- **WORK INSTRUCTIONS**
Which lines contain the string "JSON"? Please list every one of them.

- **DATA TO PROCESS**
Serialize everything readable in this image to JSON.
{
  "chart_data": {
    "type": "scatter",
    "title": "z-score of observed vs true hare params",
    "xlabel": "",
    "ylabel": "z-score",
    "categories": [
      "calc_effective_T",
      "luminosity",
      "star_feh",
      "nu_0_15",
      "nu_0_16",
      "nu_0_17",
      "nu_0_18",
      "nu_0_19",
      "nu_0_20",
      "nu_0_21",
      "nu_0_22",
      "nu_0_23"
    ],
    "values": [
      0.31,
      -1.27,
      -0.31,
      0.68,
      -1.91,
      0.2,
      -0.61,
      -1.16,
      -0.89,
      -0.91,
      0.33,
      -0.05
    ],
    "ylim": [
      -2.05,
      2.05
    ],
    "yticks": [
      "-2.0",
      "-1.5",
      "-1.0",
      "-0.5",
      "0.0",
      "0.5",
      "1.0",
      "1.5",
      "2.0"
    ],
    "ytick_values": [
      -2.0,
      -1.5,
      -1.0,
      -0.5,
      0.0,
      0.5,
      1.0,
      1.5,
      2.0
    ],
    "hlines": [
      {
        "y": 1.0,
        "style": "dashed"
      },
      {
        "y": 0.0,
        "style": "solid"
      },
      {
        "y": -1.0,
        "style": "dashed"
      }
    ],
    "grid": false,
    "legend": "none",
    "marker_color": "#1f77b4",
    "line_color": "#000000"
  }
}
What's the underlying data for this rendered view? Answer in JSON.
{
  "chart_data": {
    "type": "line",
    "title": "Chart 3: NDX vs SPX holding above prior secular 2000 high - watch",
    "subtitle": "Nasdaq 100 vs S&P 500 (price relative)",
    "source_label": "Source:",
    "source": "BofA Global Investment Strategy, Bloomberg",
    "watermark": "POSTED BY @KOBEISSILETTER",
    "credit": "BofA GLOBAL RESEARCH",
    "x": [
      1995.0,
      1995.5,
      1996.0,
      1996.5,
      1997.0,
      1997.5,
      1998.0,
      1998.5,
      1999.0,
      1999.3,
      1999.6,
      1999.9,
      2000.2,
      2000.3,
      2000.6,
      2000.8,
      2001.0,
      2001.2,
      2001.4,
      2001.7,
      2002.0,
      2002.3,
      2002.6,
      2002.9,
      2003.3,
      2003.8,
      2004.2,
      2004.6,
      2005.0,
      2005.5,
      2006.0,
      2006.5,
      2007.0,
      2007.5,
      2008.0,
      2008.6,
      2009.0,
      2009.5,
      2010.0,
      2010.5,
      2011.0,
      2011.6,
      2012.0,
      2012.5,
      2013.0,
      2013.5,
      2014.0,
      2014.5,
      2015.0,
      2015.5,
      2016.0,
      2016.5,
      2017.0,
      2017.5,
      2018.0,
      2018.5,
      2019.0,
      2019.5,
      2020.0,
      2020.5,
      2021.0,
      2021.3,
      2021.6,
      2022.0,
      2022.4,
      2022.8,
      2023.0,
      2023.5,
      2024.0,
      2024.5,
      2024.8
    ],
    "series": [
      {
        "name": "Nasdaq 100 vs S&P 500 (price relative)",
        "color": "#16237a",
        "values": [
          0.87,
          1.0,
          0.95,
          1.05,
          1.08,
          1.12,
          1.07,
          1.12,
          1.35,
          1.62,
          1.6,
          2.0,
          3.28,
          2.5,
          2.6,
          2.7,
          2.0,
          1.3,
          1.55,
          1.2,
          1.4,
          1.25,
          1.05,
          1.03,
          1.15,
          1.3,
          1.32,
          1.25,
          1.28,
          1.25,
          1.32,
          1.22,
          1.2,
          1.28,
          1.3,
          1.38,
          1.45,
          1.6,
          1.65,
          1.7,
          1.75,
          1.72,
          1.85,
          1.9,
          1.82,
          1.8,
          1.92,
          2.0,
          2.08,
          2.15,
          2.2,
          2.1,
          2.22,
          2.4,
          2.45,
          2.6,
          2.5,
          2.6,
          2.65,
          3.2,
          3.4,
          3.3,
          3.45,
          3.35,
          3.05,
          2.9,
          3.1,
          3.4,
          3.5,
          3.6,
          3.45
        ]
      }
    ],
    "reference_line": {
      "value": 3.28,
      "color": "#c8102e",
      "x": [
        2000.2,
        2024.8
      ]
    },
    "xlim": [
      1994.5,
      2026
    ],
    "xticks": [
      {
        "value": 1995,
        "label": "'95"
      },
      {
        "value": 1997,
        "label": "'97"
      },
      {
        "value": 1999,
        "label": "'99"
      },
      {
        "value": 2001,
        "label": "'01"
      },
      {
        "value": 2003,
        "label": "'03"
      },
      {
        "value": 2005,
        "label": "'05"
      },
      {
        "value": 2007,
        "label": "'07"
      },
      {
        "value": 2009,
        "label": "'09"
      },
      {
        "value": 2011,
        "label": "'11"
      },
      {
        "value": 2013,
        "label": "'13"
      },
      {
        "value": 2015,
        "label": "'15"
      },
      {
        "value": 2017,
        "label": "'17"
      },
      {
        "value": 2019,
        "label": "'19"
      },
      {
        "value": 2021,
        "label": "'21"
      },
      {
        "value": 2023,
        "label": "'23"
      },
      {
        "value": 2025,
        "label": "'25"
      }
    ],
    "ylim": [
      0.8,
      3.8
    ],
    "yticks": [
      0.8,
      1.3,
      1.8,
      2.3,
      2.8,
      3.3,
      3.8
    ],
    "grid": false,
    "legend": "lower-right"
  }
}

- **SOLUTION BELOW**
Serialize everything readable in this image to JSON.
What's the underlying data for this rendered view? Answer in JSON.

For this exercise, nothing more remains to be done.